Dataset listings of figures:
──────

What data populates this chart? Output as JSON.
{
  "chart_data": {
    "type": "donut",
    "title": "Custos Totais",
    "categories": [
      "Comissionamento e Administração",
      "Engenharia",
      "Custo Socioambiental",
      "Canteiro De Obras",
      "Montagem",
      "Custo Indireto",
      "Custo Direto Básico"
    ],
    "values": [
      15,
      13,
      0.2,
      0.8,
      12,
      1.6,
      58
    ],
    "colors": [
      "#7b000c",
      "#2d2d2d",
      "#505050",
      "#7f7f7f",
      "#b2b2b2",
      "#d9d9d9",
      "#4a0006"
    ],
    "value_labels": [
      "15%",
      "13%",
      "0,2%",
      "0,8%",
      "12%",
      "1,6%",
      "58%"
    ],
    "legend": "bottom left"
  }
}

──────

YOUR INSTRUCTIONS -> Recopy all the lines exactly as they appear.

PROBLEM SOLUTION ->
What data populates this chart? Output as JSON.
{
  "chart_data": {
    "type": "donut",
    "title": "Custos Totais",
    "categories": [
      "Comissionamento e Administração",
      "Engenharia",
      "Custo Socioambiental",
      "Canteiro De Obras",
      "Montagem",
      "Custo Indireto",
      "Custo Direto Básico"
    ],
    "values": [
      15,
      13,
      0.2,
      0.8,
      12,
      1.6,
      58
    ],
    "colors": [
      "#7b000c",
      "#2d2d2d",
      "#505050",
      "#7f7f7f",
      "#b2b2b2",
      "#d9d9d9",
      "#4a0006"
    ],
    "value_labels": [
      "15%",
      "13%",
      "0,2%",
      "0,8%",
      "12%",
      "1,6%",
      "58%"
    ],
    "legend": "bottom left"
  }
}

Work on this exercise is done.